WHAT THE TASK ASKS:
Check each line of the material below for "true", then copy the ones that contain it.
BEGIN EXTRACTED DATA
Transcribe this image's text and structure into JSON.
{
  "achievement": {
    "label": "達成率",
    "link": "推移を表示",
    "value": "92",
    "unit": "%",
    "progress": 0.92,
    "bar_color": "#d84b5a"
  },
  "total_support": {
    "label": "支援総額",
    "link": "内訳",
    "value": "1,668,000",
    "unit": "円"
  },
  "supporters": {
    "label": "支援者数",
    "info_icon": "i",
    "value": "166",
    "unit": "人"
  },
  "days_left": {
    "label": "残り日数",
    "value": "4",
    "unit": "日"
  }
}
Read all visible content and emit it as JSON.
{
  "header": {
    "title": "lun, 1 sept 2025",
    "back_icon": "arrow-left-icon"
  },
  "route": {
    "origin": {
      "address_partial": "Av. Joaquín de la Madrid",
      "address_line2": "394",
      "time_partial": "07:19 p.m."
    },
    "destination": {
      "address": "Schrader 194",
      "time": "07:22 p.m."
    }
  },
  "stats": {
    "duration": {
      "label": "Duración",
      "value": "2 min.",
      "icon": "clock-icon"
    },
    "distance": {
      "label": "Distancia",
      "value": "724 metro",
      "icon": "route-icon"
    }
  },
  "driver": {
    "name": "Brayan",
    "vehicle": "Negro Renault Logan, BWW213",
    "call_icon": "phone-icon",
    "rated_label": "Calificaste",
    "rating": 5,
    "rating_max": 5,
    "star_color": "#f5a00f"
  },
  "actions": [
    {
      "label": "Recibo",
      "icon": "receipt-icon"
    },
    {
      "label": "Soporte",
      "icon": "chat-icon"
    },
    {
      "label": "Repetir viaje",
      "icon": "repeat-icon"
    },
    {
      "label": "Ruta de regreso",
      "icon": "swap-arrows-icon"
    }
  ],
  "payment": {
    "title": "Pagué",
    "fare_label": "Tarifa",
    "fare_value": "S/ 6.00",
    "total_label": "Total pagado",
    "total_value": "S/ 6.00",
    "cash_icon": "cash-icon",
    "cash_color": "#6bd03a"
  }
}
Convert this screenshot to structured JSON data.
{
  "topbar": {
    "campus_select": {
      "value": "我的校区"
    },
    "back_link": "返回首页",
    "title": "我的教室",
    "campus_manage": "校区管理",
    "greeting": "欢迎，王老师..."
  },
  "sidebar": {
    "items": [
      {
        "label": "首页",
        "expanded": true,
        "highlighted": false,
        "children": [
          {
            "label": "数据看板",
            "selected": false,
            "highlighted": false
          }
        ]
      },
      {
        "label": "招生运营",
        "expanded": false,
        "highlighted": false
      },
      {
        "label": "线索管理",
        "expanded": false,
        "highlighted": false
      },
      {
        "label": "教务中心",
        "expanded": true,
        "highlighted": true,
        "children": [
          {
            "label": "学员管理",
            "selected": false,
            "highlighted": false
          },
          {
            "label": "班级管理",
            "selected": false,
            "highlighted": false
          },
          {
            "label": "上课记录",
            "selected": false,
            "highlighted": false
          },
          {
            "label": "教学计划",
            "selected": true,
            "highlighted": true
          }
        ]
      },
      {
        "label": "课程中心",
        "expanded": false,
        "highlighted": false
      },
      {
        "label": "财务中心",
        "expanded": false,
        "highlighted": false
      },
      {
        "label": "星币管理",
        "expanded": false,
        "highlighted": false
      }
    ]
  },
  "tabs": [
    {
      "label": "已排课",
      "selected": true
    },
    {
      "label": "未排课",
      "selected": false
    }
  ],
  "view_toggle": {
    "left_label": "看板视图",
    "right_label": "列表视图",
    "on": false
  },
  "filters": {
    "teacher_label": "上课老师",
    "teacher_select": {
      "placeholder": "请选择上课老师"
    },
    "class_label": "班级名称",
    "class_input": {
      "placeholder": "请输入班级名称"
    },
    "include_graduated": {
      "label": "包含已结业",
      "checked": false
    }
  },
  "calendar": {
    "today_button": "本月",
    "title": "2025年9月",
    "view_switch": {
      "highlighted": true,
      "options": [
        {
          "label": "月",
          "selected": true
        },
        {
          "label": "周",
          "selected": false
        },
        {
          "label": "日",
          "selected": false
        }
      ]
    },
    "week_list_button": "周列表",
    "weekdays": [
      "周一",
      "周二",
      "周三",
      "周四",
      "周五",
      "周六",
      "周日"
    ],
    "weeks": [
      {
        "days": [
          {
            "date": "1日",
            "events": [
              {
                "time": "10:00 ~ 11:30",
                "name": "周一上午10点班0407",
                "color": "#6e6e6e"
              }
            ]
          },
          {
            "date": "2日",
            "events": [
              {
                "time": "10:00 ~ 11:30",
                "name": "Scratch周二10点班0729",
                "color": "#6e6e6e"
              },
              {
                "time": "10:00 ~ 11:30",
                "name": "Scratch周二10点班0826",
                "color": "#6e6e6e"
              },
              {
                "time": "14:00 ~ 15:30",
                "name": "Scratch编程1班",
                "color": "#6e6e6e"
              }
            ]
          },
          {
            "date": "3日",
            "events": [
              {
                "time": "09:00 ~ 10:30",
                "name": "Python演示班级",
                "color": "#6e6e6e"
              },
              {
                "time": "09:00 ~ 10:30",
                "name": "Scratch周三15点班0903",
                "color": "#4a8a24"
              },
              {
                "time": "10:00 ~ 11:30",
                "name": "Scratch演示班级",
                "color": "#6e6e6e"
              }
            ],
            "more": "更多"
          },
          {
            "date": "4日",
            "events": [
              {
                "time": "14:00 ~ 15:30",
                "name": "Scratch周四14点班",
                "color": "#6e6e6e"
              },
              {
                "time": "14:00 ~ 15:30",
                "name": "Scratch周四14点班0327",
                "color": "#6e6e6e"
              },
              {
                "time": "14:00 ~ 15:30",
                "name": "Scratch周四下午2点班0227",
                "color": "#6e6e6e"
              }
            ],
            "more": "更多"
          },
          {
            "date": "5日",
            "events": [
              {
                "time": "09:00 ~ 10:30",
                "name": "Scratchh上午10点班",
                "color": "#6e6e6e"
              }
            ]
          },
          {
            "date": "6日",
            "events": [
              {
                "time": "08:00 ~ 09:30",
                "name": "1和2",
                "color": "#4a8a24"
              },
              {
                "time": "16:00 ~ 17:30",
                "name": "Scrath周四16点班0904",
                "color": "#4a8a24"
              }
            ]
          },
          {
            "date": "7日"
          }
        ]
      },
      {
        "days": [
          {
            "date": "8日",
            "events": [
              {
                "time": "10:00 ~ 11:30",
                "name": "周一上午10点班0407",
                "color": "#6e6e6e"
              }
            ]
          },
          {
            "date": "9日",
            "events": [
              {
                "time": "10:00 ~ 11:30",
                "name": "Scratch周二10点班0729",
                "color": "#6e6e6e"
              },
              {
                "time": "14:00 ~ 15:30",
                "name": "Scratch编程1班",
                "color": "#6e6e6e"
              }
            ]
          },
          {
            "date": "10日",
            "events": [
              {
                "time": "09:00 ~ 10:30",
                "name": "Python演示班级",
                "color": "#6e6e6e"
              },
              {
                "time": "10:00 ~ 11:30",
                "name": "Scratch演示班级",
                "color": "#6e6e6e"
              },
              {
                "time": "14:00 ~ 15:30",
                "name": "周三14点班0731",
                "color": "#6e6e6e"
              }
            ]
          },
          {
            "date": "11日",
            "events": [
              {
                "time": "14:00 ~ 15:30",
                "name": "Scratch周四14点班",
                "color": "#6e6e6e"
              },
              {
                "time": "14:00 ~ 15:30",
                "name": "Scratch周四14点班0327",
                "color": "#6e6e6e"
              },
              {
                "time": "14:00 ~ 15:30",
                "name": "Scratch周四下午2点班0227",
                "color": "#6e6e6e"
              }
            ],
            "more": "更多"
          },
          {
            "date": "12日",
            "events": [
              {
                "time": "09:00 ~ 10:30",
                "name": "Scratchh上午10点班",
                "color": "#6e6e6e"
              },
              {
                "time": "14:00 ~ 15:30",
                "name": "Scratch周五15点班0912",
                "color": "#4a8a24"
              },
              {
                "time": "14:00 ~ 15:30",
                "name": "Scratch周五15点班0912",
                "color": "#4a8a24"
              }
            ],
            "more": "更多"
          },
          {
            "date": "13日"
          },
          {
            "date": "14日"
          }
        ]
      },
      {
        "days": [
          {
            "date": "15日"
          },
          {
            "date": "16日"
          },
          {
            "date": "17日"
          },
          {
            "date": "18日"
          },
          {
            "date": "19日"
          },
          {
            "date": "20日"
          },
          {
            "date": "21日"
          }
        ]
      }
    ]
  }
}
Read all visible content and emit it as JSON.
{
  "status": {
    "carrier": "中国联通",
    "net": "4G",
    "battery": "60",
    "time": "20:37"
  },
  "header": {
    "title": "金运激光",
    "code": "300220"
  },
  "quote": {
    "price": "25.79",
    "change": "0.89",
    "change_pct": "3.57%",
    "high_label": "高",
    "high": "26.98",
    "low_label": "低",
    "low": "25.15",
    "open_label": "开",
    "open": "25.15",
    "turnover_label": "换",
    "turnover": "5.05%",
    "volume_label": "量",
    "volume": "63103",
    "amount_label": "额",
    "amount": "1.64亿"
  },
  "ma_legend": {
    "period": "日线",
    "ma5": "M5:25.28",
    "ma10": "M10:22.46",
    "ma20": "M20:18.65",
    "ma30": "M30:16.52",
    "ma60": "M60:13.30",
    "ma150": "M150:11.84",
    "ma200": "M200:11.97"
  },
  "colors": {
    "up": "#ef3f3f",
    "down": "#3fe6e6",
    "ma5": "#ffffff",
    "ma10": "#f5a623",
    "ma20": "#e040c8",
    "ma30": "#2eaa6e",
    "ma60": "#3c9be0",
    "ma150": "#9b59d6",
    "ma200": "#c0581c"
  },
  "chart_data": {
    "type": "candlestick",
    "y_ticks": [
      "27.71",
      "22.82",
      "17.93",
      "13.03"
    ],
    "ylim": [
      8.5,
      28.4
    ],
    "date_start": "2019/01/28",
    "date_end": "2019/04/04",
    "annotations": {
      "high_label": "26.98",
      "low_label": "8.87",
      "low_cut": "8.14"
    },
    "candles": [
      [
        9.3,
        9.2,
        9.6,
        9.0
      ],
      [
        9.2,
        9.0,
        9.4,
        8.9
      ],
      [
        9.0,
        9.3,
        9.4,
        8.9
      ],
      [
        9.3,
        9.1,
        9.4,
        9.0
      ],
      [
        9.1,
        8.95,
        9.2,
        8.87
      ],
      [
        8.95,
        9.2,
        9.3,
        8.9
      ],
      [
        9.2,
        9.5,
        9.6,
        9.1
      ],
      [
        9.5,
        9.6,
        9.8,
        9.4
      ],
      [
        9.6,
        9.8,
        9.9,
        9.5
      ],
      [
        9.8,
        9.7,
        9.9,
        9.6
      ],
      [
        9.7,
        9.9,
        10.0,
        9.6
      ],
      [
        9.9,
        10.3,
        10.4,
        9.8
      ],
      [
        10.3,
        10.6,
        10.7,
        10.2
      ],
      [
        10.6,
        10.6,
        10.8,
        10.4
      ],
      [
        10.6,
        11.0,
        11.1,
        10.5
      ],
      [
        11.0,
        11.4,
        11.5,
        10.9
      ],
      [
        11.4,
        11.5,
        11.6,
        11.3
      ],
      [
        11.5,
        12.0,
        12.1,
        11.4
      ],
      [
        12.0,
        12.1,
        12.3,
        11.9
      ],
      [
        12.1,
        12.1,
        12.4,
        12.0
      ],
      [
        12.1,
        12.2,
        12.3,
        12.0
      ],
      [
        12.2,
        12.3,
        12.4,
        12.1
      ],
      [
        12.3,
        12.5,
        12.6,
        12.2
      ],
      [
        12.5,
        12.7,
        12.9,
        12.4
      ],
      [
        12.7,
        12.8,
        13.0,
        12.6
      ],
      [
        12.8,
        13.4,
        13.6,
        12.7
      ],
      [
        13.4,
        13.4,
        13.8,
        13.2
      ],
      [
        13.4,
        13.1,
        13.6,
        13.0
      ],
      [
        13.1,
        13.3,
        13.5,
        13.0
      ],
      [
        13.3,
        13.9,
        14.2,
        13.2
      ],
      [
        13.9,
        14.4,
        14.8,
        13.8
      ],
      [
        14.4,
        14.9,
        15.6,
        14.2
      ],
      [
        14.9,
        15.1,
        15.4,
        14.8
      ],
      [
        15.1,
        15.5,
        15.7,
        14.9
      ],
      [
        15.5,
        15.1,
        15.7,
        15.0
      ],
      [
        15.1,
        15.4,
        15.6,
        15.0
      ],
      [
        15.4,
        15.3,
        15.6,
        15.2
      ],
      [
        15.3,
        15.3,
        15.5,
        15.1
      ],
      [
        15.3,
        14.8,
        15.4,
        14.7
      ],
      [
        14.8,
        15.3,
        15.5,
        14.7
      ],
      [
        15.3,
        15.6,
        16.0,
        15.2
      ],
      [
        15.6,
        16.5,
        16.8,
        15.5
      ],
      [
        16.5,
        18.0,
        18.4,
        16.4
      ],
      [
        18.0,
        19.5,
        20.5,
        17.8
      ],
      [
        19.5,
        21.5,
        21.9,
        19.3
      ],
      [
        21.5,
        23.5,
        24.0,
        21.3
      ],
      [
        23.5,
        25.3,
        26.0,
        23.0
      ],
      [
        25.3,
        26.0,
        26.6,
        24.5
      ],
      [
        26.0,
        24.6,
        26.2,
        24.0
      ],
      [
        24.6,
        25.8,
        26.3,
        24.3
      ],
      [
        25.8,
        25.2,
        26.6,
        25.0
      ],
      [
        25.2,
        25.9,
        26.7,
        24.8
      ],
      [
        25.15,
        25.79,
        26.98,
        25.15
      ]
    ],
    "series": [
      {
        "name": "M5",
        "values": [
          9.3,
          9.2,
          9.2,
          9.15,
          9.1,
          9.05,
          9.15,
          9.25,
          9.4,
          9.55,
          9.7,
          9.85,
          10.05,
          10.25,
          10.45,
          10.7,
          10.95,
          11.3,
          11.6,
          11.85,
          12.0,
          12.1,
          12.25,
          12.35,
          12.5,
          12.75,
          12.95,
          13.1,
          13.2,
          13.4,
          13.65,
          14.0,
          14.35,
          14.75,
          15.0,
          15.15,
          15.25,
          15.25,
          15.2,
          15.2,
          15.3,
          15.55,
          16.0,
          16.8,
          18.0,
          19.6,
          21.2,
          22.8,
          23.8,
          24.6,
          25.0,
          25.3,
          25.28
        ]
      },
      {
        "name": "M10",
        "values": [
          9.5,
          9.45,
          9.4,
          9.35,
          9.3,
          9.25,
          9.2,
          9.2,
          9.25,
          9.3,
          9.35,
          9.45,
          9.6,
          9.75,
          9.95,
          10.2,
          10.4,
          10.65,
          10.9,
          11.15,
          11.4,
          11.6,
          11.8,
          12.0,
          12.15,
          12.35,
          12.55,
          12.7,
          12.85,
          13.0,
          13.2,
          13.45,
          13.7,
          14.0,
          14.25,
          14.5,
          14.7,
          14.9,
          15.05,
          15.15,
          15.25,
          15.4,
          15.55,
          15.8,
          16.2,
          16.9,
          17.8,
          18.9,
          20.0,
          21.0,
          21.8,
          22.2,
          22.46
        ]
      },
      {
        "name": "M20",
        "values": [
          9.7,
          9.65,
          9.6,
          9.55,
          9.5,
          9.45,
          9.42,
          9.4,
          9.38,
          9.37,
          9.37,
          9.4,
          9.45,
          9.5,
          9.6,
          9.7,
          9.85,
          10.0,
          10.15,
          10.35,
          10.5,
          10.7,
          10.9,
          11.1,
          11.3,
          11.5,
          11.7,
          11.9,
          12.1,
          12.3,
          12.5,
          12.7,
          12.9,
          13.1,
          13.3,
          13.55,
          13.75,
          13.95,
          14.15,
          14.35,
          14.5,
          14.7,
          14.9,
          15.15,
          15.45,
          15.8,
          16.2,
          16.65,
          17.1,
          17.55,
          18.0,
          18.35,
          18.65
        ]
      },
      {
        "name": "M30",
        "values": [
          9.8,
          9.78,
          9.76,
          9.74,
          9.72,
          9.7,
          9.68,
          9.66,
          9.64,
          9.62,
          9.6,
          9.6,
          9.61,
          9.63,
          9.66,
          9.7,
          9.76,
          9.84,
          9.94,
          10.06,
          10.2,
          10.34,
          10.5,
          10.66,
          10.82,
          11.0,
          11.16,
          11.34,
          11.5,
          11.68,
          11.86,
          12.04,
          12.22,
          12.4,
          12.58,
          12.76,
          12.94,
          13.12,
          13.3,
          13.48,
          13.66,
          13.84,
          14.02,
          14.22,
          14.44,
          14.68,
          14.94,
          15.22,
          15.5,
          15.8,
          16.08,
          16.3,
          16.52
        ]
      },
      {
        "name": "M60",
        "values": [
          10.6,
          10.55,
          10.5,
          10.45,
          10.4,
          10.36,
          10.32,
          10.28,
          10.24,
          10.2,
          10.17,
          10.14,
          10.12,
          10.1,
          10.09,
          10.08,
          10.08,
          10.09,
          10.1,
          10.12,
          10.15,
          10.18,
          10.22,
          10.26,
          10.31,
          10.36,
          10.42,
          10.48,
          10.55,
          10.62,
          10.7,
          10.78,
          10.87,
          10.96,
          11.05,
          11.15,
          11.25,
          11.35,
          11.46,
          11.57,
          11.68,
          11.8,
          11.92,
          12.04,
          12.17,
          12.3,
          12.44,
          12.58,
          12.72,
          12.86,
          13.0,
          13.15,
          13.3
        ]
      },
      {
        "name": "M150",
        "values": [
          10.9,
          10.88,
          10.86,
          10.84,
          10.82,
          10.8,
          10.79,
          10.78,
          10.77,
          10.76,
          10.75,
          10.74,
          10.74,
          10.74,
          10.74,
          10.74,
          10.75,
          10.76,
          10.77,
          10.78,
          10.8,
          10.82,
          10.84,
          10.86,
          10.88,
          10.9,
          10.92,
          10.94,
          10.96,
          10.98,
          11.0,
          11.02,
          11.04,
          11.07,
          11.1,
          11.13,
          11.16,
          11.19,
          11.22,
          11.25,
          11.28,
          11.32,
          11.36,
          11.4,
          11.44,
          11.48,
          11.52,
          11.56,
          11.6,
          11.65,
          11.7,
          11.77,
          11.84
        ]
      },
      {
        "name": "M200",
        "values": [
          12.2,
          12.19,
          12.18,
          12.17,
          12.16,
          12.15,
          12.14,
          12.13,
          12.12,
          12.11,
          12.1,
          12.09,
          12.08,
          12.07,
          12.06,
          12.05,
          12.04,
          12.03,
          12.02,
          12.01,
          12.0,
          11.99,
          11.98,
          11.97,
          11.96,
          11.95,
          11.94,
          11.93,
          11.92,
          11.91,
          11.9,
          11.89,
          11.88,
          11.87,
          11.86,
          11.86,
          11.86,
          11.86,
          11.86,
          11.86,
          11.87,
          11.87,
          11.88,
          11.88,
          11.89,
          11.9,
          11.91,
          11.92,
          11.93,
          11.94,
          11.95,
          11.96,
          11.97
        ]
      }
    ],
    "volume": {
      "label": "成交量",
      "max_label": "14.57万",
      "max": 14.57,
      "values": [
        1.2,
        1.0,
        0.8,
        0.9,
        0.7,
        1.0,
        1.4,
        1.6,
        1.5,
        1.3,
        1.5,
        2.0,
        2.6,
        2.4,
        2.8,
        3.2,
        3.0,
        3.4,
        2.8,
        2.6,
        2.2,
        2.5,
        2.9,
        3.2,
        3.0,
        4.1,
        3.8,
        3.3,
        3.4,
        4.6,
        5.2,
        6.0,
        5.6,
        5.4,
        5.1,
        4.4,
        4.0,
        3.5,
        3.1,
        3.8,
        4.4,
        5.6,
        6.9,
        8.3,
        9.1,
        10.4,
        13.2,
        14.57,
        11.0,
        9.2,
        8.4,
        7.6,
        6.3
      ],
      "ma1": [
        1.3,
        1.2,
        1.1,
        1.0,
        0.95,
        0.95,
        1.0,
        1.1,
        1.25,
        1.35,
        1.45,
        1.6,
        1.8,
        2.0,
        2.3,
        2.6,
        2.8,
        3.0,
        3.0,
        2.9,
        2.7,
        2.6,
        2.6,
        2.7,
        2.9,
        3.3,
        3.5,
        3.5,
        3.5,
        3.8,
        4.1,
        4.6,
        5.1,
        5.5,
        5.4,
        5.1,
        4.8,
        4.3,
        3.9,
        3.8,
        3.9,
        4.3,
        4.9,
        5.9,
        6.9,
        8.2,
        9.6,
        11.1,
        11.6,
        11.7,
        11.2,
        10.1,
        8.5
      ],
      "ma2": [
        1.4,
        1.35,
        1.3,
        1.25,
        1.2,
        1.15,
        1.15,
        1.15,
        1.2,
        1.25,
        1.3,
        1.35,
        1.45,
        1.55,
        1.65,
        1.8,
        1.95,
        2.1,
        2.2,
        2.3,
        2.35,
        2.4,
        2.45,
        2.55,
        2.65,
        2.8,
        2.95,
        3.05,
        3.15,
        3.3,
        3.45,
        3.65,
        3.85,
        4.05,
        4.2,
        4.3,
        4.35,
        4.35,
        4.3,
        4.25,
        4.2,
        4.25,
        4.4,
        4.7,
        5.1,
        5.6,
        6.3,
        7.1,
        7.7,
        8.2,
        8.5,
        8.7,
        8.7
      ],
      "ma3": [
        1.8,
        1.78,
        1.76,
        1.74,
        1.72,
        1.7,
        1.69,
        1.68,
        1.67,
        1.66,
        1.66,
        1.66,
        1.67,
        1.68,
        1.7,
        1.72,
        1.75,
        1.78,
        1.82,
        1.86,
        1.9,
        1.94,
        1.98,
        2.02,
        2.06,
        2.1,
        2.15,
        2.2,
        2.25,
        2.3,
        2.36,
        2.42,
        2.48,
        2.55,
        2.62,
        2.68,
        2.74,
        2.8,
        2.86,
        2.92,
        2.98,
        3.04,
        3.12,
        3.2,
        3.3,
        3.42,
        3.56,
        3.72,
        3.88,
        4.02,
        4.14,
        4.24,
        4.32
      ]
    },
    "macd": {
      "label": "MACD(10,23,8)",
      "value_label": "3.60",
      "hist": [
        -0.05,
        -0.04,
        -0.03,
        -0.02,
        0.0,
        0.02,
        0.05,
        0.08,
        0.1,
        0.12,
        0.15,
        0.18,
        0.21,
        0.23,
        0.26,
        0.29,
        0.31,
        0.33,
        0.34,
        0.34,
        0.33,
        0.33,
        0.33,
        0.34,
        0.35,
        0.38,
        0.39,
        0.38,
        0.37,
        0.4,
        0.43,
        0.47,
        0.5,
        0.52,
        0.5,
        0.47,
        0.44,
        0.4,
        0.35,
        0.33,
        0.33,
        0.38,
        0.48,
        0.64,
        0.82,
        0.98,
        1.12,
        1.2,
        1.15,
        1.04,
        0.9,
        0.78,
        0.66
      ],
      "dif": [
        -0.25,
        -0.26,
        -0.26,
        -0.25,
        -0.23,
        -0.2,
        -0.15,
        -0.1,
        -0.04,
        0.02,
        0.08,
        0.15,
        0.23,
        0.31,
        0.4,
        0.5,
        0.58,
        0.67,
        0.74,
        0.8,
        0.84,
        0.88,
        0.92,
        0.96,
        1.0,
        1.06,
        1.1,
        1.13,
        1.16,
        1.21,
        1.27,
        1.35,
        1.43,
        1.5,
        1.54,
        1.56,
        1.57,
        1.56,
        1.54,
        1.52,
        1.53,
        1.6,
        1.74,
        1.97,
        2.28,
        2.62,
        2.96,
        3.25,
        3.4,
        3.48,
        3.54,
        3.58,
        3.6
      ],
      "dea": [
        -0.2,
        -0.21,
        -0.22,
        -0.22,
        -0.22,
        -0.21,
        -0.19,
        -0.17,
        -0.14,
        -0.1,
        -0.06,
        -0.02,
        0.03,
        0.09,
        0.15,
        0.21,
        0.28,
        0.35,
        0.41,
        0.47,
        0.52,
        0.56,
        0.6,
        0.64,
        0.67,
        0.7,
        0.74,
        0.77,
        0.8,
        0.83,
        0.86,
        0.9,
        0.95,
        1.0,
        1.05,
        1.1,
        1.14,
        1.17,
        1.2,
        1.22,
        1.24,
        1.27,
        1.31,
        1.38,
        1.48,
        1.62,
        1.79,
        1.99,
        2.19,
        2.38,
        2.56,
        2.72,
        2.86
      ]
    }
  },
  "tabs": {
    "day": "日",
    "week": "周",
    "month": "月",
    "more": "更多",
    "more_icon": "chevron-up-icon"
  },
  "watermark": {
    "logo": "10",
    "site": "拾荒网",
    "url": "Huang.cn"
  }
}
END EXTRACTED DATA
RESULT OF THIS TASK:
        "expanded": true,
        "expanded": true,
        "highlighted": true,
            "selected": true,
            "highlighted": true
      "selected": true
      "highlighted": true,
          "selected": true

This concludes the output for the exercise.